[Task data]

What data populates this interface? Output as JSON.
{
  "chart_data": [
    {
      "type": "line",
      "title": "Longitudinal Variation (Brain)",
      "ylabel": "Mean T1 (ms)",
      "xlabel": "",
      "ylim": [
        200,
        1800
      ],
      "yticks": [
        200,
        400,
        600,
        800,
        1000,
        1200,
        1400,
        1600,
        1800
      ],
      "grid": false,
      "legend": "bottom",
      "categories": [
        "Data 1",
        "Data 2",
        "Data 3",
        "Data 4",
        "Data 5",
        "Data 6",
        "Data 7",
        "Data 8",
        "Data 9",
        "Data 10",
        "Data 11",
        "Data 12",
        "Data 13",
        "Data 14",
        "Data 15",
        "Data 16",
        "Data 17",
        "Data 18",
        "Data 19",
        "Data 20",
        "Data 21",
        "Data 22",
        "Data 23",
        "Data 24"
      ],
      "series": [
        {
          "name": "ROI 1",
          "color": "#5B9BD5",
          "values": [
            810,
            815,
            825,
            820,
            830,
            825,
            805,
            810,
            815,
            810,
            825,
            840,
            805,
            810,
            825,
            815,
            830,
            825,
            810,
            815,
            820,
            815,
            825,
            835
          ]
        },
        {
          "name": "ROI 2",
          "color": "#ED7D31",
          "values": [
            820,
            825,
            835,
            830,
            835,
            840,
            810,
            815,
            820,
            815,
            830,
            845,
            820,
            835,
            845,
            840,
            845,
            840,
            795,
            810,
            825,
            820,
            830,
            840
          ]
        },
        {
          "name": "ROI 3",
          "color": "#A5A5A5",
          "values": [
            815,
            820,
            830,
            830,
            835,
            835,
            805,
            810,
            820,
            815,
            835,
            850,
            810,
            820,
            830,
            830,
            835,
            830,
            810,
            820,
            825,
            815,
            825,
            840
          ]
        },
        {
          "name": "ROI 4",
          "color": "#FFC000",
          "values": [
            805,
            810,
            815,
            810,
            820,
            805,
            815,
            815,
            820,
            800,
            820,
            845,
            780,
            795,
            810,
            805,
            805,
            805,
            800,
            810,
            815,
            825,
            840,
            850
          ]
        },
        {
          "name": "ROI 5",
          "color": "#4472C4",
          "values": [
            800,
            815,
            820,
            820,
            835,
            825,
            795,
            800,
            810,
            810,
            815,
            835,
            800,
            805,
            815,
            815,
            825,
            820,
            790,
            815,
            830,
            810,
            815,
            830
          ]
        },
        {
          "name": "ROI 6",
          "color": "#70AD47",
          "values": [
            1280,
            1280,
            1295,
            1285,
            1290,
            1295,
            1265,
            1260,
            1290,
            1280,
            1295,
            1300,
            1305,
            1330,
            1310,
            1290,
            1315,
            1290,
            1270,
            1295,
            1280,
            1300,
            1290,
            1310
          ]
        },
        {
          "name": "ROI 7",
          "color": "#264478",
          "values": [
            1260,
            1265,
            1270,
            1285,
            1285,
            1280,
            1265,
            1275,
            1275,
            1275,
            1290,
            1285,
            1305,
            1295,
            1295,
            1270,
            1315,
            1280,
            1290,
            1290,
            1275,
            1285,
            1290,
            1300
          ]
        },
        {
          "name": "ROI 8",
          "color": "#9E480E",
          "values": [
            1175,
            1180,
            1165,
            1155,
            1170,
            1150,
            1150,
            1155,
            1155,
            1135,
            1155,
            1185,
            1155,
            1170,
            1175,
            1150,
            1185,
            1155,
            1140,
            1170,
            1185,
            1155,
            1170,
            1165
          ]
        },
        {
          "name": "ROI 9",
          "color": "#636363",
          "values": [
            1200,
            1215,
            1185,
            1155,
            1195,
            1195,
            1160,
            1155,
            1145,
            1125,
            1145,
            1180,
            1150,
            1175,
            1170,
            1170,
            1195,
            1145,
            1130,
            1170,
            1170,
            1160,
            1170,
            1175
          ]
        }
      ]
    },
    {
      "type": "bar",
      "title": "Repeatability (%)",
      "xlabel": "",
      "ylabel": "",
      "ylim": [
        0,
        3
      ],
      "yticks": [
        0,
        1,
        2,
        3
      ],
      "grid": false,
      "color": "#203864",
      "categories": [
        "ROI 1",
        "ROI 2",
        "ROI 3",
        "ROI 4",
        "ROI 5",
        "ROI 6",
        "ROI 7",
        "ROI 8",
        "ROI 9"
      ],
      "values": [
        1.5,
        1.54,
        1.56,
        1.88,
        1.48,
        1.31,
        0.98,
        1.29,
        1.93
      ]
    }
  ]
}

[The exercise]
Find the lines above holding the word "color" and show them.

[Exercise output]
          "color": "#5B9BD5",
          "color": "#ED7D31",
          "color": "#A5A5A5",
          "color": "#FFC000",
          "color": "#4472C4",
          "color": "#70AD47",
          "color": "#264478",
          "color": "#9E480E",
          "color": "#636363",
      "color": "#203864",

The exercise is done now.